# Start of Source extract
Christopher Tubbs created HADOOP-12918:
------------------------------------------
Summary: MiniDFSCluster uses wrong IP address
Key: HADOOP-12918
URL: https://issues.apache.org/jira/browse/HADOOP-12918
Project: Hadoop Common
Issue Type: Bug
Components: ipc
Affects Versions: 2.6.3, 2.6.1, 2.2.0
Reporter: Christopher Tubbs
MiniDFSCluster seems to be registering the DataNode using the machine's
internal IP address, rather than "localhost/127.0.0.1". It looks like the
problem isn't MiniDFSCluster specific, but that's what's biting me right now
and I can't figure out a workaround.
MiniDFSCluster logs show roughly the following (jetty services ignored):
NameNode starts org.apache.hadoop.ipc.Server listening on
localhost/127.0.0.1:43023
DataNode reports "Configured hostname is 127.0.0.1"
DataNode reports "Opened streaming server at /127.0.0.1:57310"
DataNode starts org.apache.hadoop.ipc.Server listening on
localhost/127.0.0.1:53015
DataNode registers with NN using storage id
DS-XXXXXXXXX-172.31.3.214-57310-XXXXXXXXXXXXX with ipcPort=53015
NameNode reports "Adding a new node: /default-rack/172.31.3.214:57310"
The storage id should have been derived from 127.0.0.1, and the so should all
the other registered information.
# End of Source extract
- Exercise set
1 – In the Hadoop bug report, what address does the NameNode give when it reports adding a new node?
2 – Continue the Hadoop bug report above from its final sentence.
# Start of Material
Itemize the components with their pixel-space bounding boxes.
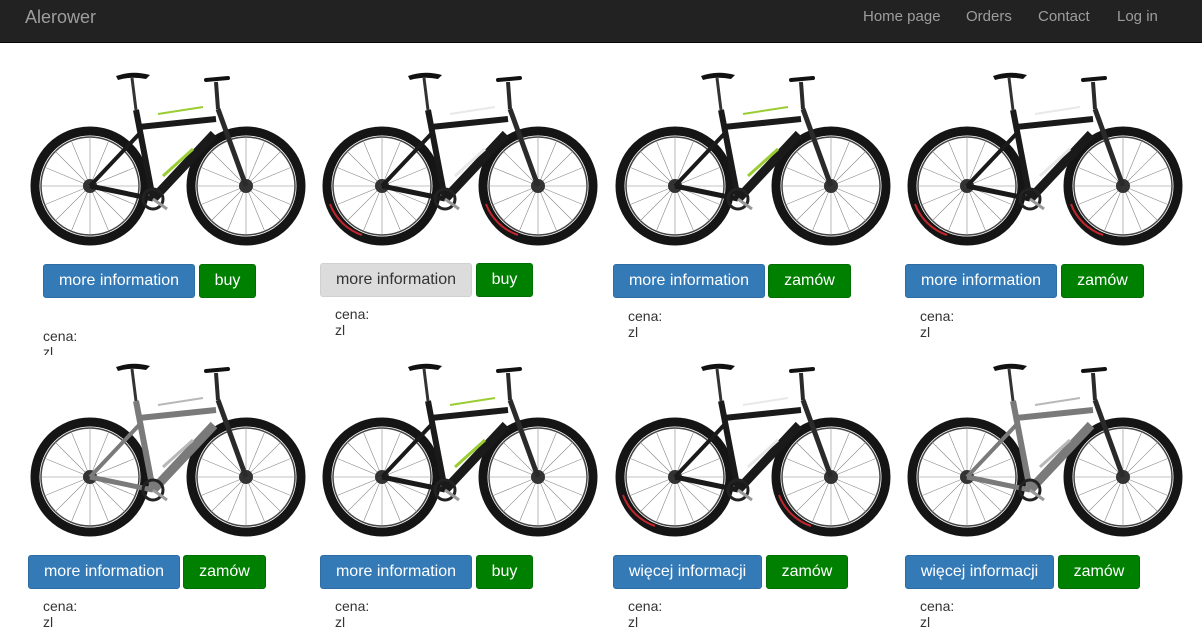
# End of Material
- Set of answers
1 – /default-rack/172.31.3.214:57310

2 –
I've verified with netstat that all services were listening only on 127.0.0.1
This resulted in the client being unable to write blocks to the datanode,
because it was not listening on the address given to it by the namenode (the
address it was registered under).
The actual client error message is:
{code:java}
[IPC Server handler 0 on 43023} INFO org.apache.hadoop.hdfs.StateChange -
BLOCK* allocateBlock: /test-dir/HelloWorld.jar.
BP-460569874-172.31.3.214-1457727894640
blk_1073741825_1001{blockUCState=UNDER_CONSTRUCTION, primaryNodeIndex=-1,
replicas=[ReplicaUnderConstruction[172.31.3.214:57310|RBW]]}
[Thread-61} INFO org.apache.hadoop.hdfs.DFSClient - Exception in
createBlockOutputStream
java.net.ConnectException: Connection refused
at sun.nio.ch.SocketChannelImpl.checkConnect(Native Method)
at sun.nio.ch.SocketChannelImpl.finishConnect(SocketChannelImpl.java:717)
at
org.apache.hadoop.net.SocketIOWithTimeout.connect(SocketIOWithTimeout.java:206)
at org.apache.hadoop.net.NetUtils.connect(NetUtils.java:529)
at
org.apache.hadoop.hdfs.DFSOutputStream.createSocketForPipeline(DFSOutputStream.java:1305)
at
org.apache.hadoop.hdfs.DFSOutputStream$DataStreamer.createBlockOutputStream(DFSOutputStream.java:1128)
at
org.apache.hadoop.hdfs.DFSOutputStream$DataStreamer.nextBlockOutputStream(DFSOutputStream.java:1088)
at
org.apache.hadoop.hdfs.DFSOutputStream$DataStreamer.run(DFSOutputStream.java:514)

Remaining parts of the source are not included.